Texto ▸

┌────────

“Y levantándose, vino a su padre. Y cuando aún estaba lejos, lo vio su padre, y fue movido a misericordia, y corrió, y se echó sobre su cuello, y le besó.” Lucas 15:20 (Foto: sgarcia/Flickr)
Un abrazo, una cosa tan sencilla pero tan compleja a la vez; muchos estudios se han llevado a cabo alrededor de los efectos terapéuticos de un abrazo; un abrazo produce en nosotros oxitocina, una hormona intensamente afectiva que no solo calma y satisface a nuestro sistema nervioso central, sino que además tiene efectos positivos conocidos sobre nuestro sistema muscular, cardiovascular e incluso inmunológico.
¿Recuerdas cuando eras un niño y alguien te abrazaba en medio del dolor y sentías como te invadía ese alivio casi de inmediato? Desde nuestra niñez y hasta hoy tenemos muchas razones para querer abrazar y ser abrazados.
Pero hoy, el distanciamiento social provocado por esta pandemia nos ha llevado a privarnos mutuamente de esta preciosa bendición, y seguramente estarás de acuerdo conmigo en cuánto anhelamos el día en que todo esto pase y podamos estallar en abrazos e incluso en lágrimas al reencontrarnos como lo estábamos tan solo unos meses atrás.

└────────

Lista de tareas ▸
(a) Resume en forma de lista el párrafo del texto sobre los abrazos que comienza con "Un abrazo, una cosa tan sencilla", conservando sus datos principales.
(b) Copia, sin alterar nada, el fragmento del texto sobre los abrazos que va desde "Un abrazo, una" hasta "e incluso inmunológico.", ambos incluidos.
(c) Prosigue el texto sobre los abrazos a partir de su última oración.

(Datos de reconocimiento de la estructura del documento)

┌────────

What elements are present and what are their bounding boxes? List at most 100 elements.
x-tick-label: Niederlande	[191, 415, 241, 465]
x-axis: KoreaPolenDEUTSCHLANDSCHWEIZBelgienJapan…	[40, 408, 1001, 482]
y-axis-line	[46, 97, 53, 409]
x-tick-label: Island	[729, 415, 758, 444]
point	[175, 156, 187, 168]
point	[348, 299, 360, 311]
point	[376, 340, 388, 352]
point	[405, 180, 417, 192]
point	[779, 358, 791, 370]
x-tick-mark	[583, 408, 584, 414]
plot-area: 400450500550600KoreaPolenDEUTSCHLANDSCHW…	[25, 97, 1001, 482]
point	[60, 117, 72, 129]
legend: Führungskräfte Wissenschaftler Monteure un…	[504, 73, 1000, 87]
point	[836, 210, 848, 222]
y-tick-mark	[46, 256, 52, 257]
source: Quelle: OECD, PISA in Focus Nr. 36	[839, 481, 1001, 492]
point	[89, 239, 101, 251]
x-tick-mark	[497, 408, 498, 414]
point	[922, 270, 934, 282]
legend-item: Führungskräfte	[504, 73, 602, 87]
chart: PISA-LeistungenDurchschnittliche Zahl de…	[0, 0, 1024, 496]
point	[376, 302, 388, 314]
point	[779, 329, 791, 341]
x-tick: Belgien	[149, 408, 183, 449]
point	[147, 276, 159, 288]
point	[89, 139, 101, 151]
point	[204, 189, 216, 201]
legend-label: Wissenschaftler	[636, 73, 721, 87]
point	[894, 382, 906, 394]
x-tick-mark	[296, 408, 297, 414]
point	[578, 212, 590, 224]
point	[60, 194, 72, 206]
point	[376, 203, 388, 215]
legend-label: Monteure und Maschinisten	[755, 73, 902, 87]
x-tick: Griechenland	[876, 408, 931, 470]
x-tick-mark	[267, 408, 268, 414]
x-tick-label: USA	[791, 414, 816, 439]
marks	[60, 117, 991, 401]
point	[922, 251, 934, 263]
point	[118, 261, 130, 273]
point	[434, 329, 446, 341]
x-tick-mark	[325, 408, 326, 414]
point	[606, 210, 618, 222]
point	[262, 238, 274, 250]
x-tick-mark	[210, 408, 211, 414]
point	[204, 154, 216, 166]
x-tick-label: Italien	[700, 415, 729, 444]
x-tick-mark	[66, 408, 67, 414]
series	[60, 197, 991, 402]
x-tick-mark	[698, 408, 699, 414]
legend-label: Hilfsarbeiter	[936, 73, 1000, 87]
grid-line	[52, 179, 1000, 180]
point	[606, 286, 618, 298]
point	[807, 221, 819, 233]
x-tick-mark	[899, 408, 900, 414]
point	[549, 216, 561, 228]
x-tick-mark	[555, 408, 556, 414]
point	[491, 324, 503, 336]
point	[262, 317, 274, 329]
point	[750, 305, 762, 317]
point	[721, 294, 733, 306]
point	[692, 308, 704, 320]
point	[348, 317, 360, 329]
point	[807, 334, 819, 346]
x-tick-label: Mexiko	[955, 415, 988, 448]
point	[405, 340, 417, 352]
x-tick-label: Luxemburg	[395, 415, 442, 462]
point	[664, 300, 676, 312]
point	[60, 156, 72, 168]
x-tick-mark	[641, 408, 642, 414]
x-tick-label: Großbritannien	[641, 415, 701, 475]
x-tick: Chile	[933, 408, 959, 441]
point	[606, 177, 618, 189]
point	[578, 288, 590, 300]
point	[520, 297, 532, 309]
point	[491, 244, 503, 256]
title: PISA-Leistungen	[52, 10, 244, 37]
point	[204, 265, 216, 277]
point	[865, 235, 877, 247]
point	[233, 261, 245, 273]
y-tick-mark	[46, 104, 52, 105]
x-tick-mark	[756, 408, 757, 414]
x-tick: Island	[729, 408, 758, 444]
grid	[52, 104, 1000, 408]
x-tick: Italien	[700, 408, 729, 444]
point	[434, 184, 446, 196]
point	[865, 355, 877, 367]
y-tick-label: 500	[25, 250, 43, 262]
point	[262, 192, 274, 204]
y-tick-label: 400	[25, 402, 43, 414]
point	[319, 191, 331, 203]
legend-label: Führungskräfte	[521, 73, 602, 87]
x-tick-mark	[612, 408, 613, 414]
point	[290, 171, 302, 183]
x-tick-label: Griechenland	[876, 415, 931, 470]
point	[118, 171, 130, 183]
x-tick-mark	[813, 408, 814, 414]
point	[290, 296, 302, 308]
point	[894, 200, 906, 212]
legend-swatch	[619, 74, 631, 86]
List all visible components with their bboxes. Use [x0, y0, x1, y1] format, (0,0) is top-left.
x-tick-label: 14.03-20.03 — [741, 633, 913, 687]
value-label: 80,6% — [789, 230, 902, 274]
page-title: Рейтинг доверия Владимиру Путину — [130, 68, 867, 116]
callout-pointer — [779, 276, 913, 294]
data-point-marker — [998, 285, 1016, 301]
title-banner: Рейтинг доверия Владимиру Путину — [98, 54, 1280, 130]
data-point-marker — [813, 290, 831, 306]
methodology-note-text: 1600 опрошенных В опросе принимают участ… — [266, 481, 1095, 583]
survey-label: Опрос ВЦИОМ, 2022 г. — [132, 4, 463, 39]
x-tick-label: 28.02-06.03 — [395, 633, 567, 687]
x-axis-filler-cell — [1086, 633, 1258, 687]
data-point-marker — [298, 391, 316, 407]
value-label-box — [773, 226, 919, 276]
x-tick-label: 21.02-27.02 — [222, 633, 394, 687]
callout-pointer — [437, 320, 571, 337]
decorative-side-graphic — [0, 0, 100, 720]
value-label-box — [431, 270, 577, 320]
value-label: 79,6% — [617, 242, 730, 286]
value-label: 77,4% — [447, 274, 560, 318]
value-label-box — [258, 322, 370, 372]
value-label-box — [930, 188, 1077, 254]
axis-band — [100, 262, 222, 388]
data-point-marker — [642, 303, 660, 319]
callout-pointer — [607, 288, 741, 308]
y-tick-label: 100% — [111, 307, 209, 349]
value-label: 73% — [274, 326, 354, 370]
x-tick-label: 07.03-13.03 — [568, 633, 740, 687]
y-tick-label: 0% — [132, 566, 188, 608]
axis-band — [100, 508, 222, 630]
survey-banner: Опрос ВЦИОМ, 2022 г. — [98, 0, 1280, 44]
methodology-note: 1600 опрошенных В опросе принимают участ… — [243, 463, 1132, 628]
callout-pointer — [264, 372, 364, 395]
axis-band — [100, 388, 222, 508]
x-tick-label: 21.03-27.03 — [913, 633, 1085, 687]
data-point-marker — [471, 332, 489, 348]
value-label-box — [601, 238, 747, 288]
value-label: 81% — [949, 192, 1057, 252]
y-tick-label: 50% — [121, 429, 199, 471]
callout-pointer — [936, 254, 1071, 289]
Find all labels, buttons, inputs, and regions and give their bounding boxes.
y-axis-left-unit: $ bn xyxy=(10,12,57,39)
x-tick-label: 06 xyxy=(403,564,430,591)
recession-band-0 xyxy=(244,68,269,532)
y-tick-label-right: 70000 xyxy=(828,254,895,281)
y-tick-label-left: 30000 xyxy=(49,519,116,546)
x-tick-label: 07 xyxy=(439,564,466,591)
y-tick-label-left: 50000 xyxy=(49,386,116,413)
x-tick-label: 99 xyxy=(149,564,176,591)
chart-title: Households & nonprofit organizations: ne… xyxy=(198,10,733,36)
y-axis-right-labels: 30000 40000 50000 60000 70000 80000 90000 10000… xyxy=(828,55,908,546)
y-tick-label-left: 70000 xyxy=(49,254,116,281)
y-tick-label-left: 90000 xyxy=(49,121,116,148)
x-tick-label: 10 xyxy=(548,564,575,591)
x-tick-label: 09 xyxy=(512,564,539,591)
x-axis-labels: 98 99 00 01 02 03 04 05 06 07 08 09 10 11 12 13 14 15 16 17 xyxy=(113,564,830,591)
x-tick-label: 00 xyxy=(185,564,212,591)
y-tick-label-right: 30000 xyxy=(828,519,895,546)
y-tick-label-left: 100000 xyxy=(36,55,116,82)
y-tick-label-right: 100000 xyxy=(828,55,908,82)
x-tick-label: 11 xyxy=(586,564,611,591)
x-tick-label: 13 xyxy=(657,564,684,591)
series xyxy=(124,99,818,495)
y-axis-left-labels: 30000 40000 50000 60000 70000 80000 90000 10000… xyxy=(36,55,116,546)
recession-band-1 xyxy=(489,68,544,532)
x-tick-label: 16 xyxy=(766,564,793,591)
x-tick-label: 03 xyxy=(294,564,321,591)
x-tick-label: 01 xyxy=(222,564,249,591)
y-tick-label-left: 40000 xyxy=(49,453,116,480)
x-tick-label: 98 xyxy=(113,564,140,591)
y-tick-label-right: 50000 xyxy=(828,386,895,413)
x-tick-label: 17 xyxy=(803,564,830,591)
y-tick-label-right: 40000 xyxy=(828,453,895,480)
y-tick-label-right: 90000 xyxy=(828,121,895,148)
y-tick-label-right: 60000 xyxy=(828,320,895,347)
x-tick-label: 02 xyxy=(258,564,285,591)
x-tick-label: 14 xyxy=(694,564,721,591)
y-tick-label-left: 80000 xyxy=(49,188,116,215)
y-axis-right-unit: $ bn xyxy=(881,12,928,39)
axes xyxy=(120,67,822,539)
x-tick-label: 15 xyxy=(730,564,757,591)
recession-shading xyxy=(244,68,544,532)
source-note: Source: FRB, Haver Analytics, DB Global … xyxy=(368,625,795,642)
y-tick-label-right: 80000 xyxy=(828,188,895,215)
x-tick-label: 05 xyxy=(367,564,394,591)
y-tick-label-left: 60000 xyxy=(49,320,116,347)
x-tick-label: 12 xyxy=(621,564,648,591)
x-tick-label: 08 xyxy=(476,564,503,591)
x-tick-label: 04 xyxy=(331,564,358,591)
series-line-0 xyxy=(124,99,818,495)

└────────

Resultados en orden ▸
(a)
- Un abrazo es algo sencillo y complejo a la vez.
- Muchos estudios han investigado sus efectos terapéuticos.
- Un abrazo produce oxitocina, una hormona intensamente afectiva.
- La oxitocina calma y satisface al sistema nervioso central.
- Además, tiene efectos positivos conocidos sobre los sistemas muscular, cardiovascular e inmunológico.

(b)
Un abrazo, una cosa tan sencilla pero tan compleja a la vez; muchos estudios se han llevado a cabo alrededor de los efectos terapéuticos de un abrazo; un abrazo produce en nosotros oxitocina, una hormona intensamente afectiva que no solo calma y satisface a nuestro sistema nervioso central, sino que además tiene efectos positivos conocidos sobre nuestro sistema muscular, cardiovascular e incluso inmunológico.

(c)
Pero ahora, habiendo experimentado este intenso anhelo de abrazar que compartimos, quiero que pienses en lo siguiente: llegará el día en que aquel abrazo, incomparable y definitivo, te será dado por tu amantísimo Señor en los cielos por toda la eternidad, y estarás junto al pueblo del Señor y “Enjugará Dios toda lágrima de los ojos de ellos; y ya no habrá muerte, ni habrá más llanto, ni clamor, ni dolor; porque las primeras cosas pasaron.” Apocalipsis 21:4
Los abrazos terrenales, con sus preciosas bendiciones temporales ligadas, son apenas un limitado principio de lo que será el eterno abrazo de nuestro Señor Jesucristo, una vez seamos recibidos por Él para siempre en Su Gloria.